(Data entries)
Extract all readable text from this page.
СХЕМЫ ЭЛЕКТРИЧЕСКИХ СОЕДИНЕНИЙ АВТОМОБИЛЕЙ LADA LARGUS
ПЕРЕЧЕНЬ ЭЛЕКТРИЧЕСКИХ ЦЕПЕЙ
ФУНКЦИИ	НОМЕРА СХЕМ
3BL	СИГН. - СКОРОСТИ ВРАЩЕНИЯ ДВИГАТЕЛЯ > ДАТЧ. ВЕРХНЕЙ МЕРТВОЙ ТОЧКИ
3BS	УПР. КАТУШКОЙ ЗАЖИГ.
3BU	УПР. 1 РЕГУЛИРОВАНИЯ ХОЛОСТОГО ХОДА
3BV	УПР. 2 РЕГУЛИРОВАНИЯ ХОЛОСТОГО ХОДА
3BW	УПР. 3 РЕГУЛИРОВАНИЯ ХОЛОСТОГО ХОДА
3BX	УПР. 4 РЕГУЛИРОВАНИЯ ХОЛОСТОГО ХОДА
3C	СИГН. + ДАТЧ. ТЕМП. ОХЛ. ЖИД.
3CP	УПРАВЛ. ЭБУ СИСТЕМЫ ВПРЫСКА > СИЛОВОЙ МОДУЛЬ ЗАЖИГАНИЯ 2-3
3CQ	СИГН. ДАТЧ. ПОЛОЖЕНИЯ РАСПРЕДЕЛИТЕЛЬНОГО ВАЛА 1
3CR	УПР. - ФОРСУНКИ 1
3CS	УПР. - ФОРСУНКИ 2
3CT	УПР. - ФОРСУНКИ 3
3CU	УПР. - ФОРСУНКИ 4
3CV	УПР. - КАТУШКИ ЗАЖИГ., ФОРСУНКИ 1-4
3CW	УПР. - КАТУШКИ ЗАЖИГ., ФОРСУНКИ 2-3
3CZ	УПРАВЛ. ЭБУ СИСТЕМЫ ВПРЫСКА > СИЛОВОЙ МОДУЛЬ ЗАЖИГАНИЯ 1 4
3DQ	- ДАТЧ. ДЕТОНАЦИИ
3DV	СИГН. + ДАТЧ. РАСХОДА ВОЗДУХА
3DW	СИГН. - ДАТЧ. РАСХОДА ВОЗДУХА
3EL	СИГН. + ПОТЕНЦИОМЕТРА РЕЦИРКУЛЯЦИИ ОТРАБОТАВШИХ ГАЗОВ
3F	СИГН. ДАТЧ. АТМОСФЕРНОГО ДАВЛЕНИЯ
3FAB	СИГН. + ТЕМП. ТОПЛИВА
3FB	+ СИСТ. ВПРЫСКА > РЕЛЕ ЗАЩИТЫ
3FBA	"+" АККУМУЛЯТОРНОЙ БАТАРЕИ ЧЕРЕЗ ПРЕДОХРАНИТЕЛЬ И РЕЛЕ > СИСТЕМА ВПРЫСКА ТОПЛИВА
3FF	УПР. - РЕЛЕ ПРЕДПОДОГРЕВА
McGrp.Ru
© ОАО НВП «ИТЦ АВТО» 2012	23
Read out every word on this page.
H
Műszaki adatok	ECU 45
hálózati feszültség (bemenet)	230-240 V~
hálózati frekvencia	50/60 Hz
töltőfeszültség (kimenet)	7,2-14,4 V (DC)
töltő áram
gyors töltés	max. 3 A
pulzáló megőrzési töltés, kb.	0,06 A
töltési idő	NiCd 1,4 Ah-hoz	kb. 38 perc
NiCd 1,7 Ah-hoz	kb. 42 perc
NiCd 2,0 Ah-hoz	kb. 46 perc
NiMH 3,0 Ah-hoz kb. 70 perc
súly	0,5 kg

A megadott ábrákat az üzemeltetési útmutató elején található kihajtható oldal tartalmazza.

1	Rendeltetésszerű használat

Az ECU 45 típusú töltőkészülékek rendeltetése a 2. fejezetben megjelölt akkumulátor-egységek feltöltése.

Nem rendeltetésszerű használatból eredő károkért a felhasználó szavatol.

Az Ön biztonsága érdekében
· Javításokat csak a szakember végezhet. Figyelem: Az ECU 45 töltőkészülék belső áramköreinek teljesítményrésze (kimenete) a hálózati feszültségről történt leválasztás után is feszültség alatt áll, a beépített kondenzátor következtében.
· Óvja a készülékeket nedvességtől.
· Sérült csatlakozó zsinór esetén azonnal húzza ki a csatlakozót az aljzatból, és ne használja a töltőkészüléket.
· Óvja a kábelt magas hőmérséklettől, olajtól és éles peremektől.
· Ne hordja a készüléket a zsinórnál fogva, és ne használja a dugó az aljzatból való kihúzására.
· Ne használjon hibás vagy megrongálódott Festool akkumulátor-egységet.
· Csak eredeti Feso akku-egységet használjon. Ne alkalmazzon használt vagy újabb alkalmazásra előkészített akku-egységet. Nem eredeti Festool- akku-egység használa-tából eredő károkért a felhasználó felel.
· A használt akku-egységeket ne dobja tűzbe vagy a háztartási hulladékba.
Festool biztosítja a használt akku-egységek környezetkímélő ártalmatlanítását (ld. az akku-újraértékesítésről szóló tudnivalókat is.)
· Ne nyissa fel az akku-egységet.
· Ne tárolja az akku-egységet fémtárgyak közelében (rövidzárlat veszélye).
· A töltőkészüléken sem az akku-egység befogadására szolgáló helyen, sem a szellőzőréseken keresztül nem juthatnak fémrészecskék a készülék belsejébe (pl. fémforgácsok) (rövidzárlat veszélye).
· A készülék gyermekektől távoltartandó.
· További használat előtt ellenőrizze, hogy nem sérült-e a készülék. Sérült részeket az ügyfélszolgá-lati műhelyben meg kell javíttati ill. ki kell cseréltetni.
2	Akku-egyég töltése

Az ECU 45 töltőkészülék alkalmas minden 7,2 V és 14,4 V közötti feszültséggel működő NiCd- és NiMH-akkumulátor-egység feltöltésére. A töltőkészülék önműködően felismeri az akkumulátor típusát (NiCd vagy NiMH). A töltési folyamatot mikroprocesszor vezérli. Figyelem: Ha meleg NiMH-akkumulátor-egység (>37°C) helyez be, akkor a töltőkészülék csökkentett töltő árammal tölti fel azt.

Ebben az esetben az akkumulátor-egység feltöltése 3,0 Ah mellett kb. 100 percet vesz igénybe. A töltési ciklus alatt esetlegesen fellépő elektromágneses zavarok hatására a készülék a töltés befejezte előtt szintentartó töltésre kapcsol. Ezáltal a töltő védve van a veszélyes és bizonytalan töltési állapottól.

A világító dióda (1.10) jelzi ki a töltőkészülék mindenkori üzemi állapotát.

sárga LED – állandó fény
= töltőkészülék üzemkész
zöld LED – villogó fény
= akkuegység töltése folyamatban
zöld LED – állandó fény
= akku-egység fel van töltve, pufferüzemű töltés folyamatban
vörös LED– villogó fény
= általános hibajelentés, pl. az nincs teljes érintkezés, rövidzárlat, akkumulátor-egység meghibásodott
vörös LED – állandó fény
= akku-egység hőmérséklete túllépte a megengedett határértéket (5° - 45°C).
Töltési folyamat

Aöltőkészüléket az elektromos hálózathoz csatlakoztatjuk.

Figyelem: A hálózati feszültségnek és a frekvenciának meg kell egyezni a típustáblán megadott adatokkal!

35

*Exercise description*:
Using the entries above, find all lines with "СИЛОВОЙ". Copy them.

*Answer to the problem*:
3CP	УПРАВЛ. ЭБУ СИСТЕМЫ ВПРЫСКА > СИЛОВОЙ МОДУЛЬ ЗАЖИГАНИЯ 2-3
3CZ	УПРАВЛ. ЭБУ СИСТЕМЫ ВПРЫСКА > СИЛОВОЙ МОДУЛЬ ЗАЖИГАНИЯ 1 4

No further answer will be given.